(Figure data in JSON)
Start
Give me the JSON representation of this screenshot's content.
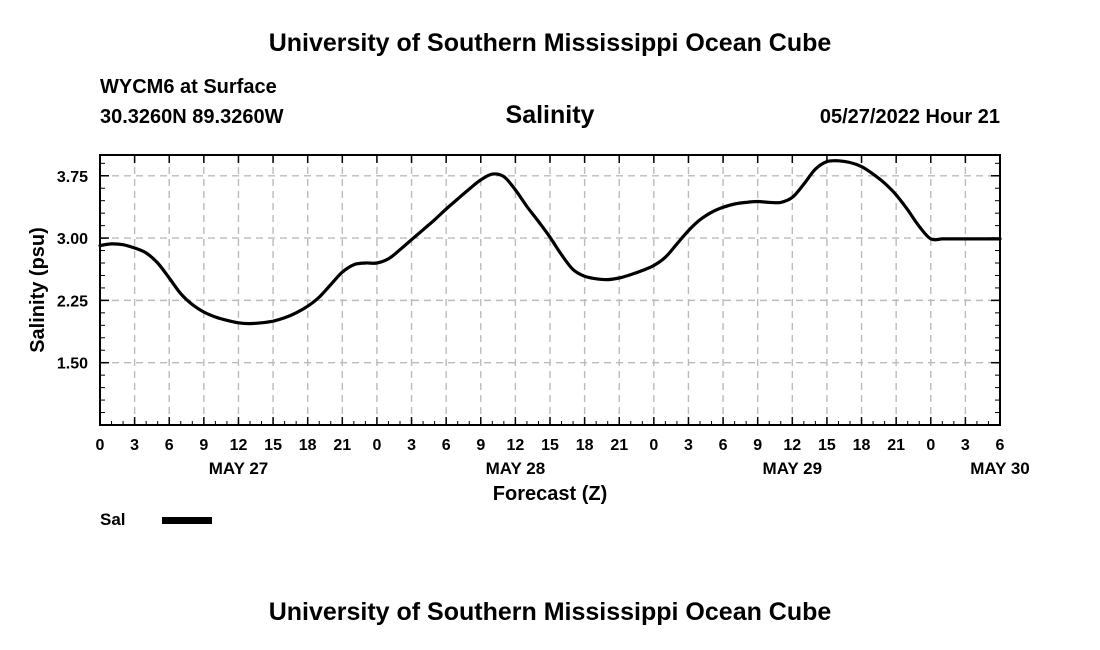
{
  "header": {
    "title": "University of Southern Mississippi Ocean Cube",
    "station": "WYCM6 at Surface",
    "coords": "30.3260N  89.3260W",
    "run_time": "05/27/2022 Hour 21"
  },
  "footer": {
    "title": "University of Southern Mississippi Ocean Cube"
  },
  "chart_data": {
    "type": "line",
    "title": "Salinity",
    "xlabel": "Forecast (Z)",
    "ylabel": "Salinity (psu)",
    "x_unit": "forecast hours from May 27 00Z",
    "xlim": [
      0,
      78
    ],
    "ylim": [
      0.75,
      4.0
    ],
    "x_tick_labels": [
      "0",
      "3",
      "6",
      "9",
      "12",
      "15",
      "18",
      "21",
      "0",
      "3",
      "6",
      "9",
      "12",
      "15",
      "18",
      "21",
      "0",
      "3",
      "6",
      "9",
      "12",
      "15",
      "18",
      "21",
      "0",
      "3",
      "6"
    ],
    "date_labels": [
      {
        "x": 12,
        "label": "MAY 27"
      },
      {
        "x": 36,
        "label": "MAY 28"
      },
      {
        "x": 60,
        "label": "MAY 29"
      },
      {
        "x": 78,
        "label": "MAY 30"
      }
    ],
    "y_ticks": [
      1.5,
      2.25,
      3.0,
      3.75
    ],
    "y_tick_labels": [
      "1.50",
      "2.25",
      "3.00",
      "3.75"
    ],
    "grid": true,
    "series": [
      {
        "name": "Sal",
        "color": "#000000",
        "x": [
          0,
          1,
          2,
          3,
          4,
          5,
          6,
          7,
          8,
          9,
          10,
          11,
          12,
          13,
          14,
          15,
          16,
          17,
          18,
          19,
          20,
          21,
          22,
          23,
          24,
          25,
          26,
          27,
          28,
          29,
          30,
          31,
          32,
          33,
          34,
          35,
          36,
          37,
          38,
          39,
          40,
          41,
          42,
          43,
          44,
          45,
          46,
          47,
          48,
          49,
          50,
          51,
          52,
          53,
          54,
          55,
          56,
          57,
          58,
          59,
          60,
          61,
          62,
          63,
          64,
          65,
          66,
          67,
          68,
          69,
          70,
          71,
          72,
          73,
          74,
          75,
          76,
          77,
          78
        ],
        "values": [
          2.91,
          2.93,
          2.92,
          2.88,
          2.82,
          2.7,
          2.52,
          2.33,
          2.2,
          2.11,
          2.05,
          2.01,
          1.98,
          1.97,
          1.98,
          2.0,
          2.04,
          2.1,
          2.18,
          2.29,
          2.44,
          2.59,
          2.68,
          2.7,
          2.7,
          2.75,
          2.86,
          2.98,
          3.1,
          3.22,
          3.35,
          3.47,
          3.59,
          3.7,
          3.77,
          3.74,
          3.58,
          3.38,
          3.2,
          3.01,
          2.8,
          2.62,
          2.54,
          2.51,
          2.5,
          2.52,
          2.56,
          2.61,
          2.67,
          2.77,
          2.93,
          3.09,
          3.22,
          3.31,
          3.37,
          3.41,
          3.43,
          3.44,
          3.43,
          3.43,
          3.49,
          3.65,
          3.83,
          3.92,
          3.93,
          3.91,
          3.86,
          3.77,
          3.66,
          3.52,
          3.34,
          3.14,
          2.99,
          2.99,
          2.99,
          2.99,
          2.99,
          2.99,
          2.99
        ]
      }
    ]
  }
}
End
WRITTEN REQUEST –
Pick out every line above that contains the word "Mississippi" and copy it.

RESULT –
    "title": "University of Southern Mississippi Ocean Cube",
    "title": "University of Southern Mississippi Ocean Cube"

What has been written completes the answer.